What is asked: Convert every line of the records below into a JSON list of strings, one string per line, leaving out blank lines.

Provided entries:
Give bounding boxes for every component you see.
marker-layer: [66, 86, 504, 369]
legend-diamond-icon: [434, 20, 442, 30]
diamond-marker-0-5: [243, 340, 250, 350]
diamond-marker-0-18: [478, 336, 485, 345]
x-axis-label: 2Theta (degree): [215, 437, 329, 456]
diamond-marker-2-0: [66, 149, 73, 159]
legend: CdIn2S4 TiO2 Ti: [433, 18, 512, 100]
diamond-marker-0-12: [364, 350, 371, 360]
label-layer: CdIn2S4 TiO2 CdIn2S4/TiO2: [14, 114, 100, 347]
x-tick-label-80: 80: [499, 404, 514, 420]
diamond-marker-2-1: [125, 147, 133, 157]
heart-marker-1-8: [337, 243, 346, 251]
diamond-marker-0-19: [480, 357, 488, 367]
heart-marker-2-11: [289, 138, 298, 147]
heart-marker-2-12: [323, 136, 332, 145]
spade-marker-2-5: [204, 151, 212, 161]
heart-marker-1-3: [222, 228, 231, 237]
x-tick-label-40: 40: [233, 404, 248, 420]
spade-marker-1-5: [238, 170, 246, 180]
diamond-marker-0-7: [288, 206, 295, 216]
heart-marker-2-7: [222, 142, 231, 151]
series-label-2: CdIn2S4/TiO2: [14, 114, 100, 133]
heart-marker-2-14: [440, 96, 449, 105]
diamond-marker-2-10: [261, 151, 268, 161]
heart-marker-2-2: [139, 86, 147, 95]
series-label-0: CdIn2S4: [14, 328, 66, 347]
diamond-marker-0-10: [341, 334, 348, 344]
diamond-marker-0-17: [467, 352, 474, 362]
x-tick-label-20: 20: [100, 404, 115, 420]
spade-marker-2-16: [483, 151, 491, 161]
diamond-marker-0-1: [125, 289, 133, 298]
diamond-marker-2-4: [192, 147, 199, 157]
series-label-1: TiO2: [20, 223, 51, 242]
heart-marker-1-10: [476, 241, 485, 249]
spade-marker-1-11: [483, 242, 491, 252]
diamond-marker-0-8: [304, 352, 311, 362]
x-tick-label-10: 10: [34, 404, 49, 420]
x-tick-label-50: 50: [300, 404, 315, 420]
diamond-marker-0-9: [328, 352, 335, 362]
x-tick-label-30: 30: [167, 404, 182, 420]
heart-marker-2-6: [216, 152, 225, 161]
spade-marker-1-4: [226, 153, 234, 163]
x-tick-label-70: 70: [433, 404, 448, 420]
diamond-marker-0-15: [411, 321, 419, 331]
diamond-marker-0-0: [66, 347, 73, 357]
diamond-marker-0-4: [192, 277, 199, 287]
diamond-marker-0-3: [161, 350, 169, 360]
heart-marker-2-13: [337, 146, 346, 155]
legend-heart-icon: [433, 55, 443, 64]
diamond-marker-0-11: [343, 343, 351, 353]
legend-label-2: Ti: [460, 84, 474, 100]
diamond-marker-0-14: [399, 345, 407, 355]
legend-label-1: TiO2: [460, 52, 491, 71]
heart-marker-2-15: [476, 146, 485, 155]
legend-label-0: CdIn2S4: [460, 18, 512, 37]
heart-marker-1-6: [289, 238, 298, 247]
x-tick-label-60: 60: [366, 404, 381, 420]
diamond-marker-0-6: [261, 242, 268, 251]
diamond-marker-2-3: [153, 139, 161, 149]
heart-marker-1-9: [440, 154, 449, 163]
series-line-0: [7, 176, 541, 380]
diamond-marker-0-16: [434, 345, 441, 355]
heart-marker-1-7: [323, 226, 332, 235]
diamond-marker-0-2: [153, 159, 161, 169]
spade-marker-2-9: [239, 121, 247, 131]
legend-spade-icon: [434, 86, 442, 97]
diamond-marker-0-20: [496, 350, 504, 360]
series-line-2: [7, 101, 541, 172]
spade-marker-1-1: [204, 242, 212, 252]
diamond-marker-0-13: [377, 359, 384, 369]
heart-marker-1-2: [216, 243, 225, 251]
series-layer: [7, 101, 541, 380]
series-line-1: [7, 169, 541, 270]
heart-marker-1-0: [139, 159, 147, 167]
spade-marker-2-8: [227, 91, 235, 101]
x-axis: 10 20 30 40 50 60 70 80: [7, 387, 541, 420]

Output for this task:
[
  "Give bounding boxes for every component you see.",
  "marker-layer: [66, 86, 504, 369]",
  "legend-diamond-icon: [434, 20, 442, 30]",
  "diamond-marker-0-5: [243, 340, 250, 350]",
  "diamond-marker-0-18: [478, 336, 485, 345]",
  "x-axis-label: 2Theta (degree): [215, 437, 329, 456]",
  "diamond-marker-2-0: [66, 149, 73, 159]",
  "legend: CdIn2S4 TiO2 Ti: [433, 18, 512, 100]",
  "diamond-marker-0-12: [364, 350, 371, 360]",
  "label-layer: CdIn2S4 TiO2 CdIn2S4/TiO2: [14, 114, 100, 347]",
  "x-tick-label-80: 80: [499, 404, 514, 420]",
  "diamond-marker-2-1: [125, 147, 133, 157]",
  "heart-marker-1-8: [337, 243, 346, 251]",
  "diamond-marker-0-19: [480, 357, 488, 367]",
  "heart-marker-2-11: [289, 138, 298, 147]",
  "heart-marker-2-12: [323, 136, 332, 145]",
  "spade-marker-2-5: [204, 151, 212, 161]",
  "heart-marker-1-3: [222, 228, 231, 237]",
  "x-tick-label-40: 40: [233, 404, 248, 420]",
  "spade-marker-1-5: [238, 170, 246, 180]",
  "diamond-marker-0-7: [288, 206, 295, 216]",
  "heart-marker-2-7: [222, 142, 231, 151]",
  "series-label-2: CdIn2S4/TiO2: [14, 114, 100, 133]",
  "heart-marker-2-14: [440, 96, 449, 105]",
  "diamond-marker-2-10: [261, 151, 268, 161]",
  "heart-marker-2-2: [139, 86, 147, 95]",
  "series-label-0: CdIn2S4: [14, 328, 66, 347]",
  "diamond-marker-0-10: [341, 334, 348, 344]",
  "diamond-marker-0-17: [467, 352, 474, 362]",
  "x-tick-label-20: 20: [100, 404, 115, 420]",
  "spade-marker-2-16: [483, 151, 491, 161]",
  "diamond-marker-0-1: [125, 289, 133, 298]",
  "diamond-marker-2-4: [192, 147, 199, 157]",
  "series-label-1: TiO2: [20, 223, 51, 242]",
  "heart-marker-1-10: [476, 241, 485, 249]",
  "spade-marker-1-11: [483, 242, 491, 252]",
  "diamond-marker-0-8: [304, 352, 311, 362]",
  "x-tick-label-10: 10: [34, 404, 49, 420]",
  "x-tick-label-50: 50: [300, 404, 315, 420]",
  "diamond-marker-0-9: [328, 352, 335, 362]",
  "x-tick-label-30: 30: [167, 404, 182, 420]",
  "heart-marker-2-6: [216, 152, 225, 161]",
  "spade-marker-1-4: [226, 153, 234, 163]",
  "x-tick-label-70: 70: [433, 404, 448, 420]",
  "diamond-marker-0-15: [411, 321, 419, 331]",
  "diamond-marker-0-0: [66, 347, 73, 357]",
  "diamond-marker-0-4: [192, 277, 199, 287]",
  "diamond-marker-0-3: [161, 350, 169, 360]",
  "heart-marker-2-13: [337, 146, 346, 155]",
  "legend-heart-icon: [433, 55, 443, 64]",
  "diamond-marker-0-11: [343, 343, 351, 353]",
  "legend-label-2: Ti: [460, 84, 474, 100]",
  "diamond-marker-0-14: [399, 345, 407, 355]",
  "legend-label-1: TiO2: [460, 52, 491, 71]",
  "heart-marker-2-15: [476, 146, 485, 155]",
  "legend-label-0: CdIn2S4: [460, 18, 512, 37]",
  "heart-marker-1-6: [289, 238, 298, 247]",
  "x-tick-label-60: 60: [366, 404, 381, 420]",
  "diamond-marker-0-6: [261, 242, 268, 251]",
  "diamond-marker-2-3: [153, 139, 161, 149]",
  "heart-marker-1-9: [440, 154, 449, 163]",
  "series-line-0: [7, 176, 541, 380]",
  "diamond-marker-0-16: [434, 345, 441, 355]",
  "heart-marker-1-7: [323, 226, 332, 235]",
  "diamond-marker-0-2: [153, 159, 161, 169]",
  "spade-marker-2-9: [239, 121, 247, 131]",
  "legend-spade-icon: [434, 86, 442, 97]",
  "diamond-marker-0-20: [496, 350, 504, 360]",
  "series-line-2: [7, 101, 541, 172]",
  "spade-marker-1-1: [204, 242, 212, 252]",
  "diamond-marker-0-13: [377, 359, 384, 369]",
  "heart-marker-1-2: [216, 243, 225, 251]",
  "series-layer: [7, 101, 541, 380]",
  "series-line-1: [7, 169, 541, 270]",
  "heart-marker-1-0: [139, 159, 147, 167]",
  "spade-marker-2-8: [227, 91, 235, 101]",
  "x-axis: 10 20 30 40 50 60 70 80: [7, 387, 541, 420]"
]